Repeat the passage of the organ recording review below, starting at "Elegiac Romance (1902/1958)" and ending at "Guy WEITZ (1883-1970)".

[start of EXTRACT]

Toccata 'Von Himmel hoch' (1937) [4:02]
John IRELAND (1879-1962)

Elegiac Romance (1902/1958) [9:52]
Joseph KROMOLICKI (1882-1961)

Theme and Variations Op. 34 (1934) [12:54]
Oreste RAVANELLO (1871-1938)
Adorazione [9:18]
Guy ROPARTZ (1864-1955)

Introduction et Allegro Moderato (1917) [8:50]
Louis VIERNE (1870-1937)

Romance (Symphonie No. 4, Op. 32) (1914) [8:56]
Guy WEITZ (1883-1970)

Symphony No. 1 (1951) [19:13]
Jane Parker-Smith (organ)
rec. St Marien Basilika, Kevelaer, Germany, 24-27 January 2007. DDD
AVIE AV2144 [73:45]




This is an absolutely outstanding release from Avie and Jane Parker-Smith. I admire it for many reasons, perhaps the most important of which is Parker-Smith’s demonstrating so aptly that late romantic organ repertoire is so much more interesting and varied than most people think - even many professional organists, I have to say. One feels almost ashamed that so many of the compositions on the disc are so little known. Joseph Kromolicki’s highly virtuosic music for instance is fascinating; he was a Berlin-based Pole working primarily as a church musician in the first half of the 20th century. Writing very much in a lyrical late-romantic aesthetic this music is so much more engaging than Reger, I think!. The highly developed harmonic language and compositional techniques - the canon in the second variation, the ‘Aeolian Harp’ in the fourth, and the quadruple fugue in the last - keep the listener always on the edge of his, or her, seat. Listen also to Parker-Smith’s impassioned performance of the Ireland Elegiac Romance, and the lesser known and, oh so operatic, Adorazione by Italian Oreste Ravanello, appointed to the Basilica of St Marco in Venice at the age of just 17. Guy Weitz’s slightly conservative symphony, published in 1951, is based on Gregorian themes and is atmospheric and impressive. Weitz, the Belgian organist of the Church of the Immaculate Conception, Farm Street, in London, studied with Guilmant at the Schola Cantorum in Paris, and later taught his successor, the revered Nicholas Danby.

The organ is the giant Seifert in the Marien Basilika in Kevelaer, completed in 1907 and, at a whopping 135 stops the largest organ in a Roman Catholic church in Germany. It suits all the music here well, mostly because of the large number of enclosed stops, and better than normal - by German late-romantic standards - reeds, including a new set of Tubas copied from the Cavaillé-Coll organ in the Sacré Coeur in Paris. The recording helps also. It’s daringly distant, and gives an admirable and all too rare sense of the organ being ‘up there on the wall’ instead of in your face. It wouldn’t surprise me if other reviewers criticise this, but I think it’s fantastic.

The booklet contains excellent programme notes by Martin Anderson and some gorgeous photography.

This deserves full marks for innovative programming, wonderful playing, a superb recording and excellent presentation.

[end of EXTRACT]
[start of MATERIAL]

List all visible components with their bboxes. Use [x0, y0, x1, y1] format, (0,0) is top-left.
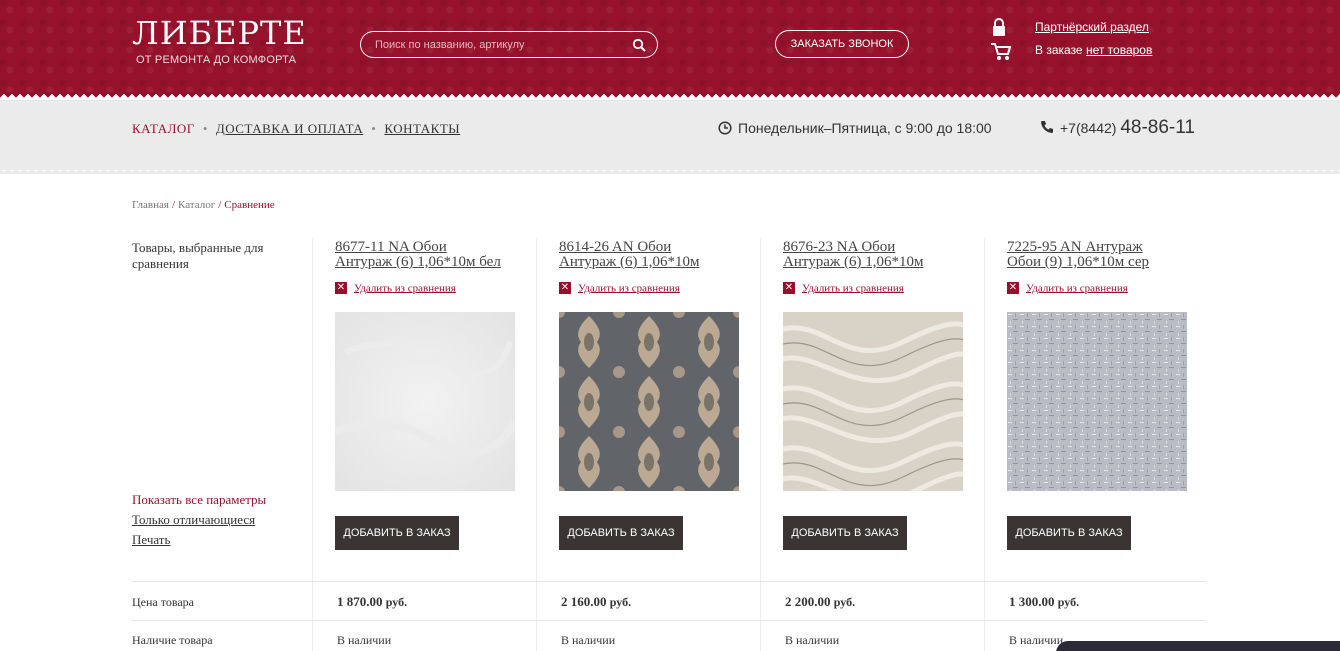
product-title-link[interactable]: 8614-26 AN Обои Антураж (6) 1,06*10м: [559, 240, 745, 270]
print-link[interactable]: Печать: [132, 530, 266, 550]
logo-subtitle: ОТ РЕМОНТА ДО КОМФОРТА: [136, 54, 297, 66]
add-to-order-button[interactable]: ДОБАВИТЬ В ЗАКАЗ: [783, 516, 907, 550]
product-availability: В наличии: [337, 633, 392, 647]
breadcrumb-catalog[interactable]: Каталог: [178, 199, 215, 211]
chat-widget[interactable]: [1056, 641, 1340, 651]
lock-icon: [993, 18, 1005, 36]
order-empty-link[interactable]: нет товаров: [1086, 43, 1152, 57]
breadcrumb-separator: /: [218, 199, 222, 211]
partner-section-link[interactable]: Партнёрский раздел: [1035, 20, 1149, 34]
row-divider: [132, 620, 1206, 621]
close-icon: ✕: [783, 282, 795, 295]
order-prefix: В заказе: [1035, 43, 1083, 57]
phone-icon: [1041, 121, 1053, 133]
close-icon: ✕: [559, 282, 571, 295]
nav-item-catalog[interactable]: КАТАЛОГ: [132, 121, 195, 136]
product-column: 8677-11 NA Обои Антураж (6) 1,06*10м бел…: [335, 238, 559, 651]
navbar-zigzag-border: [0, 166, 1340, 174]
product-price: 2 160.00 руб.: [561, 594, 632, 609]
remove-from-compare[interactable]: ✕ Удалить из сравнения: [783, 282, 904, 295]
breadcrumb-current: Сравнение: [224, 199, 275, 211]
availability-label: Наличие товара: [132, 633, 213, 647]
product-image[interactable]: [783, 312, 963, 491]
main-nav: КАТАЛОГ • ДОСТАВКА И ОПЛАТА • КОНТАКТЫ: [132, 121, 460, 137]
product-title-link[interactable]: 7225-95 AN Антураж Обои (9) 1,06*10м сер: [1007, 240, 1193, 270]
product-availability: В наличии: [785, 633, 840, 647]
search-input[interactable]: [375, 36, 625, 54]
search-icon[interactable]: [632, 38, 646, 52]
cart-icon[interactable]: [990, 42, 1012, 62]
order-status: В заказе нет товаров: [1035, 43, 1152, 57]
nav-item-contacts[interactable]: КОНТАКТЫ: [384, 121, 460, 136]
close-icon: ✕: [335, 282, 347, 295]
nav-item-delivery[interactable]: ДОСТАВКА И ОПЛАТА: [216, 121, 363, 136]
clock-icon: [718, 121, 732, 135]
product-price: 1 870.00 руб.: [337, 594, 408, 609]
phone-prefix: +7(8442): [1060, 120, 1117, 136]
remove-from-compare[interactable]: ✕ Удалить из сравнения: [1007, 282, 1128, 295]
product-availability: В наличии: [561, 633, 616, 647]
work-hours: Понедельник–Пятница, с 9:00 до 18:00: [718, 120, 992, 136]
show-all-params-link[interactable]: Показать все параметры: [132, 490, 266, 510]
breadcrumb-separator: /: [171, 199, 175, 211]
nav-separator: •: [202, 121, 208, 136]
header-zigzag-border: [0, 92, 1340, 100]
product-image[interactable]: [335, 312, 515, 491]
product-column: 7225-95 AN Антураж Обои (9) 1,06*10м сер…: [1007, 238, 1231, 651]
close-icon: ✕: [1007, 282, 1019, 295]
column-divider: [312, 238, 313, 651]
row-divider: [132, 581, 1206, 582]
product-price: 2 200.00 руб.: [785, 594, 856, 609]
phone-number: 48-86-11: [1120, 117, 1195, 138]
product-image[interactable]: [1007, 312, 1187, 491]
product-price: 1 300.00 руб.: [1009, 594, 1080, 609]
product-title-link[interactable]: 8676-23 NA Обои Антураж (6) 1,06*10м: [783, 240, 969, 270]
compare-options: Показать все параметры Только отличающие…: [132, 490, 266, 550]
search-box: [360, 31, 658, 58]
product-column: 8676-23 NA Обои Антураж (6) 1,06*10м ✕ Уд…: [783, 238, 1007, 651]
nav-separator: •: [371, 121, 377, 136]
product-image[interactable]: [559, 312, 739, 491]
phone[interactable]: +7(8442) 48-86-11: [1040, 117, 1195, 139]
compare-heading: Товары, выбранные для сравнения: [132, 240, 264, 271]
add-to-order-button[interactable]: ДОБАВИТЬ В ЗАКАЗ: [335, 516, 459, 550]
remove-from-compare[interactable]: ✕ Удалить из сравнения: [559, 282, 680, 295]
add-to-order-button[interactable]: ДОБАВИТЬ В ЗАКАЗ: [1007, 516, 1131, 550]
product-title-link[interactable]: 8677-11 NA Обои Антураж (6) 1,06*10м бел: [335, 240, 521, 270]
product-column: 8614-26 AN Обои Антураж (6) 1,06*10м ✕ Уд…: [559, 238, 783, 651]
add-to-order-button[interactable]: ДОБАВИТЬ В ЗАКАЗ: [559, 516, 683, 550]
breadcrumb-home[interactable]: Главная: [132, 199, 169, 211]
product-availability: В наличии: [1009, 633, 1064, 647]
remove-from-compare[interactable]: ✕ Удалить из сравнения: [335, 282, 456, 295]
callback-button[interactable]: ЗАКАЗАТЬ ЗВОНОК: [775, 30, 909, 58]
only-differences-link[interactable]: Только отличающиеся: [132, 510, 266, 530]
logo-title[interactable]: ЛИБЕРТЕ: [132, 14, 307, 52]
work-hours-text: Понедельник–Пятница, с 9:00 до 18:00: [738, 120, 992, 136]
breadcrumb: Главная / Каталог / Сравнение: [132, 199, 275, 211]
price-label: Цена товара: [132, 595, 194, 609]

[end of MATERIAL]

__CORRECT RESULT__:
Elegiac Romance (1902/1958) [9:52]
Joseph KROMOLICKI (1882-1961)

Theme and Variations Op. 34 (1934) [12:54]
Oreste RAVANELLO (1871-1938)
Adorazione [9:18]
Guy ROPARTZ (1864-1955)

Introduction et Allegro Moderato (1917) [8:50]
Louis VIERNE (1870-1937)

Romance (Symphonie No. 4, Op. 32) (1914) [8:56]
Guy WEITZ (1883-1970)